» **Instructions for the task**: Repeat the records exactly. Every line must match.

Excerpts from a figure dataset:
::::

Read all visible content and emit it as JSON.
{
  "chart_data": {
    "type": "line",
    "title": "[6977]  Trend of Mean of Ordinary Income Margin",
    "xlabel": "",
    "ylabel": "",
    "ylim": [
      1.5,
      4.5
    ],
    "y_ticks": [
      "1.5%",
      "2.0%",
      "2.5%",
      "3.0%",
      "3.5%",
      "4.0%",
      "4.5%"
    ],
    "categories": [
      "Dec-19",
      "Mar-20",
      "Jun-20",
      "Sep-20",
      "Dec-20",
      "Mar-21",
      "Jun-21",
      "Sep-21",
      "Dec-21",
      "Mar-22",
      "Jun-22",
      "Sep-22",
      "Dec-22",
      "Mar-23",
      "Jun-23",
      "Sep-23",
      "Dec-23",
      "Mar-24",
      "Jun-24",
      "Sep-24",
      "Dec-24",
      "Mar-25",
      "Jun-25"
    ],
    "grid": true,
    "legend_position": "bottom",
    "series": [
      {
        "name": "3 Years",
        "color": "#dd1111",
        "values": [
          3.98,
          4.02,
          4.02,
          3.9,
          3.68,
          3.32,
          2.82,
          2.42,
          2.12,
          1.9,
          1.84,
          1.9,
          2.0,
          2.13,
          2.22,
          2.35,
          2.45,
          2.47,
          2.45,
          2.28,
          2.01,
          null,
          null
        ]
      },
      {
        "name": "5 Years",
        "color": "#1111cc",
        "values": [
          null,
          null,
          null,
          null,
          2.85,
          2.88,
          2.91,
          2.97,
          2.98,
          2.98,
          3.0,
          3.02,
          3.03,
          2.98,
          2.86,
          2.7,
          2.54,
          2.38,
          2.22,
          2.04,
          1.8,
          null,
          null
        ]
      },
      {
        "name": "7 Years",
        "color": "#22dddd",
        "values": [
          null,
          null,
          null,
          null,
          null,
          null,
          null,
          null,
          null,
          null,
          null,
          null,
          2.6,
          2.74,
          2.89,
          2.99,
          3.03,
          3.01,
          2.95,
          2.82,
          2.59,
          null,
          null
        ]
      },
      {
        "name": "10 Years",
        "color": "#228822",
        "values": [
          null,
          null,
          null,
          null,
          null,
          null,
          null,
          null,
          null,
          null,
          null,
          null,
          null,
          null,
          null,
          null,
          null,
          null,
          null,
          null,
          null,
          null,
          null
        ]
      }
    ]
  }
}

::::

» **The response**:
Read all visible content and emit it as JSON.
{
  "chart_data": {
    "type": "line",
    "title": "[6977]  Trend of Mean of Ordinary Income Margin",
    "xlabel": "",
    "ylabel": "",
    "ylim": [
      1.5,
      4.5
    ],
    "y_ticks": [
      "1.5%",
      "2.0%",
      "2.5%",
      "3.0%",
      "3.5%",
      "4.0%",
      "4.5%"
    ],
    "categories": [
      "Dec-19",
      "Mar-20",
      "Jun-20",
      "Sep-20",
      "Dec-20",
      "Mar-21",
      "Jun-21",
      "Sep-21",
      "Dec-21",
      "Mar-22",
      "Jun-22",
      "Sep-22",
      "Dec-22",
      "Mar-23",
      "Jun-23",
      "Sep-23",
      "Dec-23",
      "Mar-24",
      "Jun-24",
      "Sep-24",
      "Dec-24",
      "Mar-25",
      "Jun-25"
    ],
    "grid": true,
    "legend_position": "bottom",
    "series": [
      {
        "name": "3 Years",
        "color": "#dd1111",
        "values": [
          3.98,
          4.02,
          4.02,
          3.9,
          3.68,
          3.32,
          2.82,
          2.42,
          2.12,
          1.9,
          1.84,
          1.9,
          2.0,
          2.13,
          2.22,
          2.35,
          2.45,
          2.47,
          2.45,
          2.28,
          2.01,
          null,
          null
        ]
      },
      {
        "name": "5 Years",
        "color": "#1111cc",
        "values": [
          null,
          null,
          null,
          null,
          2.85,
          2.88,
          2.91,
          2.97,
          2.98,
          2.98,
          3.0,
          3.02,
          3.03,
          2.98,
          2.86,
          2.7,
          2.54,
          2.38,
          2.22,
          2.04,
          1.8,
          null,
          null
        ]
      },
      {
        "name": "7 Years",
        "color": "#22dddd",
        "values": [
          null,
          null,
          null,
          null,
          null,
          null,
          null,
          null,
          null,
          null,
          null,
          null,
          2.6,
          2.74,
          2.89,
          2.99,
          3.03,
          3.01,
          2.95,
          2.82,
          2.59,
          null,
          null
        ]
      },
      {
        "name": "10 Years",
        "color": "#228822",
        "values": [
          null,
          null,
          null,
          null,
          null,
          null,
          null,
          null,
          null,
          null,
          null,
          null,
          null,
          null,
          null,
          null,
          null,
          null,
          null,
          null,
          null,
          null,
          null
        ]
      }
    ]
  }
}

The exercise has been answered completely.